EXERCISE OBJECTIVE = Please reproduce every line of the material below word for word.

RECORDS TO USE =
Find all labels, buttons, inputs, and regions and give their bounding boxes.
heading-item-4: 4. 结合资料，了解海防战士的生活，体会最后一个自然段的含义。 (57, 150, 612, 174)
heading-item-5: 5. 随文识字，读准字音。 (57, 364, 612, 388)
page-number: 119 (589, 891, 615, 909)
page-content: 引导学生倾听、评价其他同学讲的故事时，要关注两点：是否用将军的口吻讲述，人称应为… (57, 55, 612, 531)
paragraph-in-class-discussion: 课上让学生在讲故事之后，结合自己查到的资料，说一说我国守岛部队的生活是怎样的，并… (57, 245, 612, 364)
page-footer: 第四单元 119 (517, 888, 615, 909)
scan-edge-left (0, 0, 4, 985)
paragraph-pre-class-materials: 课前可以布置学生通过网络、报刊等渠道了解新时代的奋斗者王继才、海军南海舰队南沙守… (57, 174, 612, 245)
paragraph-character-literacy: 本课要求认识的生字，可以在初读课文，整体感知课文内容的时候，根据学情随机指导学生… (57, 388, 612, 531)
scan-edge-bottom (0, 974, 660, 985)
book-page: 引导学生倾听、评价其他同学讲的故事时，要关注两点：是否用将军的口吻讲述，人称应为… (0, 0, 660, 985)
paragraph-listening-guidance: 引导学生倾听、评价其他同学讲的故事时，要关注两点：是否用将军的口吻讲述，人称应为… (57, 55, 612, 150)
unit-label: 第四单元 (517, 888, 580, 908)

RESPONSE TO THE TASK =
Find all labels, buttons, inputs, and regions and give their bounding boxes.
heading-item-4: 4. 结合资料，了解海防战士的生活，体会最后一个自然段的含义。 (57, 150, 612, 174)
heading-item-5: 5. 随文识字，读准字音。 (57, 364, 612, 388)
page-number: 119 (589, 891, 615, 909)
page-content: 引导学生倾听、评价其他同学讲的故事时，要关注两点：是否用将军的口吻讲述，人称应为… (57, 55, 612, 531)
paragraph-in-class-discussion: 课上让学生在讲故事之后，结合自己查到的资料，说一说我国守岛部队的生活是怎样的，并… (57, 245, 612, 364)
page-footer: 第四单元 119 (517, 888, 615, 909)
scan-edge-left (0, 0, 4, 985)
paragraph-pre-class-materials: 课前可以布置学生通过网络、报刊等渠道了解新时代的奋斗者王继才、海军南海舰队南沙守… (57, 174, 612, 245)
paragraph-character-literacy: 本课要求认识的生字，可以在初读课文，整体感知课文内容的时候，根据学情随机指导学生… (57, 388, 612, 531)
scan-edge-bottom (0, 974, 660, 985)
book-page: 引导学生倾听、评价其他同学讲的故事时，要关注两点：是否用将军的口吻讲述，人称应为… (0, 0, 660, 985)
paragraph-listening-guidance: 引导学生倾听、评价其他同学讲的故事时，要关注两点：是否用将军的口吻讲述，人称应为… (57, 55, 612, 150)
unit-label: 第四单元 (517, 888, 580, 908)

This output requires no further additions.